**Your instructions:**
Pick out each line in these entries that contains the string "критериям".

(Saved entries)
>>>>>
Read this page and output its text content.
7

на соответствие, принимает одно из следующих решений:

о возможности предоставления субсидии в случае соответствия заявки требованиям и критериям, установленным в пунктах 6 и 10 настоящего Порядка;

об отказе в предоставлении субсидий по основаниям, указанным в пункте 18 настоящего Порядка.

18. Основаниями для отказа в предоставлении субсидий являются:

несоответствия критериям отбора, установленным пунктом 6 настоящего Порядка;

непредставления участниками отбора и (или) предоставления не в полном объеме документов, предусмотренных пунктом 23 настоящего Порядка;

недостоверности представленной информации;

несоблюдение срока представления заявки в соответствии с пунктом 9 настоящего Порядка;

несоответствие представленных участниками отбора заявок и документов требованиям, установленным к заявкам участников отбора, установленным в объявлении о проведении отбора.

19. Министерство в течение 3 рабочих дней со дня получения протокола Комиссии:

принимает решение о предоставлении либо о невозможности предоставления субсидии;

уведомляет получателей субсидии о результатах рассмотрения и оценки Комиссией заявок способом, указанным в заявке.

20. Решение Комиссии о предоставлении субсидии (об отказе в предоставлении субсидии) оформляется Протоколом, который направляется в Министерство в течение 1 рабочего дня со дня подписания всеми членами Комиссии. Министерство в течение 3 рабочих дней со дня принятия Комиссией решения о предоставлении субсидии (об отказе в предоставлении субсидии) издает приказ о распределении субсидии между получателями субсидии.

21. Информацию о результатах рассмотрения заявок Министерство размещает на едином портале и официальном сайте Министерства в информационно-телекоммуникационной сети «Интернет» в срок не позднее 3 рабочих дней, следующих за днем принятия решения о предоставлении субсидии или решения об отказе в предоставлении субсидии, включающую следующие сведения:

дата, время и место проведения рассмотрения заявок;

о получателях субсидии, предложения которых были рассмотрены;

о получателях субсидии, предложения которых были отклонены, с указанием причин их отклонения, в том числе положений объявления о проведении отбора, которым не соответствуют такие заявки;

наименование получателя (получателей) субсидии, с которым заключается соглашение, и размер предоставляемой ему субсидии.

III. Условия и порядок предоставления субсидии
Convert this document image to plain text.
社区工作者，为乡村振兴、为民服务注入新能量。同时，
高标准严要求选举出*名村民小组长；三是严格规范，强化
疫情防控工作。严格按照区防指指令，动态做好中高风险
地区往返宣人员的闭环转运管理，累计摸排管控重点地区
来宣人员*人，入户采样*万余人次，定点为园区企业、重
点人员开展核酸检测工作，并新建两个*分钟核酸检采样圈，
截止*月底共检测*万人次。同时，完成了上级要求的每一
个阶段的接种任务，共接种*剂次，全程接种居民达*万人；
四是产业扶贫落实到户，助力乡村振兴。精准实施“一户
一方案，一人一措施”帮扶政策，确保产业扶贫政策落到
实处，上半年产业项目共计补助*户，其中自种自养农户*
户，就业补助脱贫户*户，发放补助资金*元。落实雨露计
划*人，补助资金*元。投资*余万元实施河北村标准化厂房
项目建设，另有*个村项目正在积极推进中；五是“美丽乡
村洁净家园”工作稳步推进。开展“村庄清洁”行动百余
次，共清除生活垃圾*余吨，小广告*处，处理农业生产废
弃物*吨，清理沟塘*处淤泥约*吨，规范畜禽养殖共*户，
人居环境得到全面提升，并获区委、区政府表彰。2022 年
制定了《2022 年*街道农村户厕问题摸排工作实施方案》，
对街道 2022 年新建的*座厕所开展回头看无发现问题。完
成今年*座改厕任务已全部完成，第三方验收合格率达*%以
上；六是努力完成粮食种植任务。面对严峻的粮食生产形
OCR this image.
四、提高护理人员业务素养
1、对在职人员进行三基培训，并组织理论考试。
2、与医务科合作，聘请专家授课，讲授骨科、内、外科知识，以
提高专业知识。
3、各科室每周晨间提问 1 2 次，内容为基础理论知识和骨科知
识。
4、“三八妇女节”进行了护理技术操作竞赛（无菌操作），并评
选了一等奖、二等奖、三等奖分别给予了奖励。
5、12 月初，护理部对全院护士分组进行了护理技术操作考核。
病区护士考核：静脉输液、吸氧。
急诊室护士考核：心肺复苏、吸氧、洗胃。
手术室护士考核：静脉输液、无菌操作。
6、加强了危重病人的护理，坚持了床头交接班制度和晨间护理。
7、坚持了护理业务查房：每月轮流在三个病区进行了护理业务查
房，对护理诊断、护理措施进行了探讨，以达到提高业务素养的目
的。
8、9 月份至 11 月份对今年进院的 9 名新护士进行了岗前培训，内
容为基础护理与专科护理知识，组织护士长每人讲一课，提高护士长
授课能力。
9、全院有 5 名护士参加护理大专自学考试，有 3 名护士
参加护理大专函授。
<<<<<
**The completed task:**
о возможности предоставления субсидии в случае соответствия заявки требованиям и критериям, установленным в пунктах 6 и 10 настоящего Порядка;
несоответствия критериям отбора, установленным пунктом 6 настоящего Порядка;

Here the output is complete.